• _Exercise brief_:
Transcribe each entry below exactly. Pictures do not go in the copy.

---

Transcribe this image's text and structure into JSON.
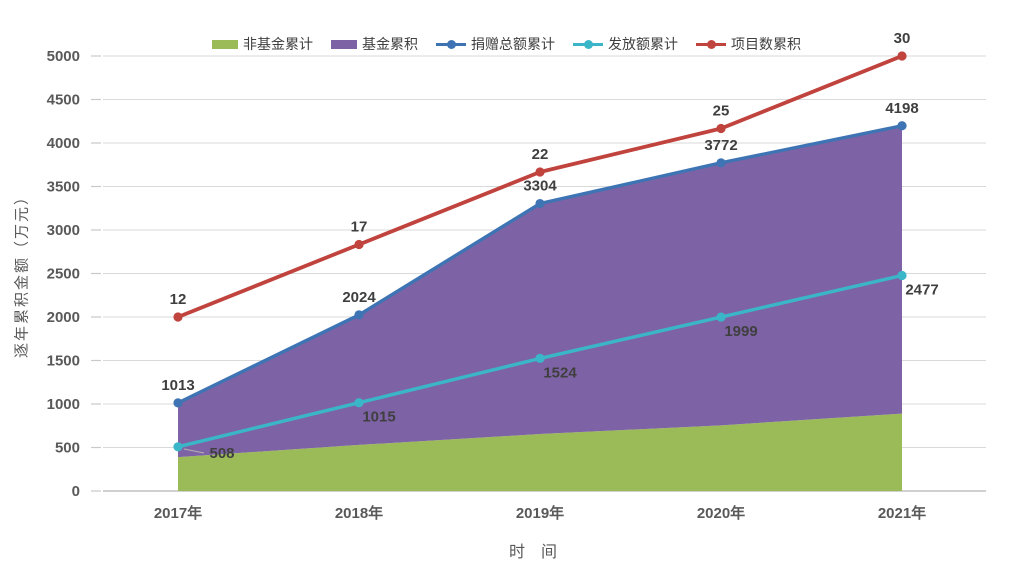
{
  "axes": {
    "y_title": "逐年累积金额（万元）",
    "x_title": "时　间",
    "y_ticks": [
      0,
      500,
      1000,
      1500,
      2000,
      2500,
      3000,
      3500,
      4000,
      4500,
      5000
    ],
    "x_labels": [
      "2017年",
      "2018年",
      "2019年",
      "2020年",
      "2021年"
    ]
  },
  "legend": {
    "items": [
      {
        "label": "非基金累计",
        "color": "#9BBB59",
        "marker": "area"
      },
      {
        "label": "基金累积",
        "color": "#7D63A5",
        "marker": "area"
      },
      {
        "label": "捐赠总额累计",
        "color": "#3E74B4",
        "marker": "line"
      },
      {
        "label": "发放额累计",
        "color": "#3BB6C9",
        "marker": "line"
      },
      {
        "label": "项目数累积",
        "color": "#C0433E",
        "marker": "line"
      }
    ]
  },
  "chart_data": {
    "type": "area+line combo",
    "categories": [
      "2017年",
      "2018年",
      "2019年",
      "2020年",
      "2021年"
    ],
    "title": "",
    "xlabel": "时　间",
    "ylabel": "逐年累积金额（万元）",
    "ylim": [
      0,
      5000
    ],
    "secondary_ylim": [
      0,
      30
    ],
    "grid": true,
    "legend_position": "top-center",
    "series": [
      {
        "name": "非基金累计",
        "type": "area",
        "stacked": true,
        "color": "#9BBB59",
        "values": [
          390,
          530,
          655,
          755,
          890
        ],
        "values_estimated_from_pixels": true,
        "data_labels": false
      },
      {
        "name": "基金累积",
        "type": "area",
        "stacked": true,
        "color": "#7D63A5",
        "values": [
          623,
          1494,
          2649,
          3017,
          3308
        ],
        "values_estimated_from_pixels": true,
        "data_labels": false,
        "stack_totals": [
          1013,
          2024,
          3304,
          3772,
          4198
        ]
      },
      {
        "name": "捐赠总额累计",
        "type": "line",
        "color": "#3E74B4",
        "values": [
          1013,
          2024,
          3304,
          3772,
          4198
        ],
        "data_labels": true
      },
      {
        "name": "发放额累计",
        "type": "line",
        "color": "#3BB6C9",
        "values": [
          508,
          1015,
          1524,
          1999,
          2477
        ],
        "data_labels": true
      },
      {
        "name": "项目数累积",
        "type": "line",
        "color": "#C0433E",
        "axis": "secondary",
        "values": [
          12,
          17,
          22,
          25,
          30
        ],
        "data_labels": true
      }
    ]
  },
  "style_colors": {
    "gridline": "#d9d9d9",
    "axis_line": "#b3b3b3",
    "tick_mark": "#c9c9c9",
    "tick_text": "#595959",
    "data_label_text": "#3f3f3f",
    "background": "#ffffff"
  }
}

---

• _Completed task_:
Transcribe this image's text and structure into JSON.
{
  "axes": {
    "y_title": "逐年累积金额（万元）",
    "x_title": "时　间",
    "y_ticks": [
      0,
      500,
      1000,
      1500,
      2000,
      2500,
      3000,
      3500,
      4000,
      4500,
      5000
    ],
    "x_labels": [
      "2017年",
      "2018年",
      "2019年",
      "2020年",
      "2021年"
    ]
  },
  "legend": {
    "items": [
      {
        "label": "非基金累计",
        "color": "#9BBB59",
        "marker": "area"
      },
      {
        "label": "基金累积",
        "color": "#7D63A5",
        "marker": "area"
      },
      {
        "label": "捐赠总额累计",
        "color": "#3E74B4",
        "marker": "line"
      },
      {
        "label": "发放额累计",
        "color": "#3BB6C9",
        "marker": "line"
      },
      {
        "label": "项目数累积",
        "color": "#C0433E",
        "marker": "line"
      }
    ]
  },
  "chart_data": {
    "type": "area+line combo",
    "categories": [
      "2017年",
      "2018年",
      "2019年",
      "2020年",
      "2021年"
    ],
    "title": "",
    "xlabel": "时　间",
    "ylabel": "逐年累积金额（万元）",
    "ylim": [
      0,
      5000
    ],
    "secondary_ylim": [
      0,
      30
    ],
    "grid": true,
    "legend_position": "top-center",
    "series": [
      {
        "name": "非基金累计",
        "type": "area",
        "stacked": true,
        "color": "#9BBB59",
        "values": [
          390,
          530,
          655,
          755,
          890
        ],
        "values_estimated_from_pixels": true,
        "data_labels": false
      },
      {
        "name": "基金累积",
        "type": "area",
        "stacked": true,
        "color": "#7D63A5",
        "values": [
          623,
          1494,
          2649,
          3017,
          3308
        ],
        "values_estimated_from_pixels": true,
        "data_labels": false,
        "stack_totals": [
          1013,
          2024,
          3304,
          3772,
          4198
        ]
      },
      {
        "name": "捐赠总额累计",
        "type": "line",
        "color": "#3E74B4",
        "values": [
          1013,
          2024,
          3304,
          3772,
          4198
        ],
        "data_labels": true
      },
      {
        "name": "发放额累计",
        "type": "line",
        "color": "#3BB6C9",
        "values": [
          508,
          1015,
          1524,
          1999,
          2477
        ],
        "data_labels": true
      },
      {
        "name": "项目数累积",
        "type": "line",
        "color": "#C0433E",
        "axis": "secondary",
        "values": [
          12,
          17,
          22,
          25,
          30
        ],
        "data_labels": true
      }
    ]
  },
  "style_colors": {
    "gridline": "#d9d9d9",
    "axis_line": "#b3b3b3",
    "tick_mark": "#c9c9c9",
    "tick_text": "#595959",
    "data_label_text": "#3f3f3f",
    "background": "#ffffff"
  }
}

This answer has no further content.